● **EXERCISE INSTRUCTIONS**:
From the listing below, select every line where the word "prospective" appears.

-- Start of DATA EXCERPTS --

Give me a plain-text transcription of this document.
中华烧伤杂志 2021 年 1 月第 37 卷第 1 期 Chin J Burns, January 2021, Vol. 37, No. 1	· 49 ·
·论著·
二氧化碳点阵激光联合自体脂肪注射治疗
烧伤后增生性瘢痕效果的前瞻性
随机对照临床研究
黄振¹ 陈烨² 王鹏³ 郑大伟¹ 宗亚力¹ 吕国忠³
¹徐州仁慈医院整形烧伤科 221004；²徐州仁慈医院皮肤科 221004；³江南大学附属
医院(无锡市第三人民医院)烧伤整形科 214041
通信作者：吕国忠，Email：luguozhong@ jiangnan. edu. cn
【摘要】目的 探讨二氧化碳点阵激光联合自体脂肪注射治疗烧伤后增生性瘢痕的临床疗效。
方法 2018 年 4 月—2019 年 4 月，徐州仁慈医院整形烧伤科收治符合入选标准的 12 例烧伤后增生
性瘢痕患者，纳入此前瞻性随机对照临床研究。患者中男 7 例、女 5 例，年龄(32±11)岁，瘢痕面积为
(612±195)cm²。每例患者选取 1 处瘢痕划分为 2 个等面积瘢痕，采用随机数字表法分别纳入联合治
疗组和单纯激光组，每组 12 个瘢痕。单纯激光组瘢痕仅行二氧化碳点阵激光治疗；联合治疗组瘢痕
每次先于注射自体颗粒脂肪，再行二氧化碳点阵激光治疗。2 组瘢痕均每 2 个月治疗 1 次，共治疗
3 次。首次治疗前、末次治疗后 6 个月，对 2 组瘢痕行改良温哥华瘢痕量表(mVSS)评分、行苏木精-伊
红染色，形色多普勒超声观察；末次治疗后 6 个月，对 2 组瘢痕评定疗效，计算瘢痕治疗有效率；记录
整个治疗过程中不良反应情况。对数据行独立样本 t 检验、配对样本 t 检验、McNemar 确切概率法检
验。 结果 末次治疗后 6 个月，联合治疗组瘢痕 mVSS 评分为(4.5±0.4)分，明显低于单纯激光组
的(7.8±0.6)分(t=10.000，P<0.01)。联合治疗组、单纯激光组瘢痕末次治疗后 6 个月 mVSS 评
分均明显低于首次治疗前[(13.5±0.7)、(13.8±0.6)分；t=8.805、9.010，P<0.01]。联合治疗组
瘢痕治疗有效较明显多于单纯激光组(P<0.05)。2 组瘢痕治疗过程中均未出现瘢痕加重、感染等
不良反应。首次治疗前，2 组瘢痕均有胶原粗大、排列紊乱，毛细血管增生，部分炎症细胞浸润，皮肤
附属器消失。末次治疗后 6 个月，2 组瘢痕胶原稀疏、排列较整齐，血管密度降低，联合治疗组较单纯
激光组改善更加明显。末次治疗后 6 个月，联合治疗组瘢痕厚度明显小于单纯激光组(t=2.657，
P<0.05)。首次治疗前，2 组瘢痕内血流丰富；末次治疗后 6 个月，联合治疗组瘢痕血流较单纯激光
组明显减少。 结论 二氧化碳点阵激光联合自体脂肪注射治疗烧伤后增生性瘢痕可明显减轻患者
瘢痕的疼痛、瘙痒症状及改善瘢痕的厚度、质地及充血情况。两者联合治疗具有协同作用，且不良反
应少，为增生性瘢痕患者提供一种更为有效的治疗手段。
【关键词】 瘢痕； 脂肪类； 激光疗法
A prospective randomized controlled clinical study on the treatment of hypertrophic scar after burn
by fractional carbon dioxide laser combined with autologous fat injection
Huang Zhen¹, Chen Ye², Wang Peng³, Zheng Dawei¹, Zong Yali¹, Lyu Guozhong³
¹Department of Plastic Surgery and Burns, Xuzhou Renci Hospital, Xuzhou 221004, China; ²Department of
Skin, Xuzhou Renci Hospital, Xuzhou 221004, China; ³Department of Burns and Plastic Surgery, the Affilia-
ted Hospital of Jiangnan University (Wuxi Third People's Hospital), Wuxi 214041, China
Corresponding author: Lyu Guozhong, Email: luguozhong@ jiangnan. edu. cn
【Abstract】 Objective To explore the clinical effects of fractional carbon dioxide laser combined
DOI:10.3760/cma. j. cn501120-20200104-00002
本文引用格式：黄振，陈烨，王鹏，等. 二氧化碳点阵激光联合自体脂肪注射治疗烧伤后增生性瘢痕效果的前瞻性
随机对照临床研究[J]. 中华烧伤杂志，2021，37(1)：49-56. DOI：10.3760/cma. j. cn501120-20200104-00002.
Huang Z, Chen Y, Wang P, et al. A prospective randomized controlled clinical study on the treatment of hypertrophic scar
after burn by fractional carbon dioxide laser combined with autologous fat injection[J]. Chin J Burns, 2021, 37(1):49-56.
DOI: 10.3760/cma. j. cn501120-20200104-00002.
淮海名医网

-- End of DATA EXCERPTS --

● **RESULT**:
A prospective randomized controlled clinical study on the treatment of hypertrophic scar after burn
Huang Z, Chen Y, Wang P, et al. A prospective randomized controlled clinical study on the treatment of hypertrophic scar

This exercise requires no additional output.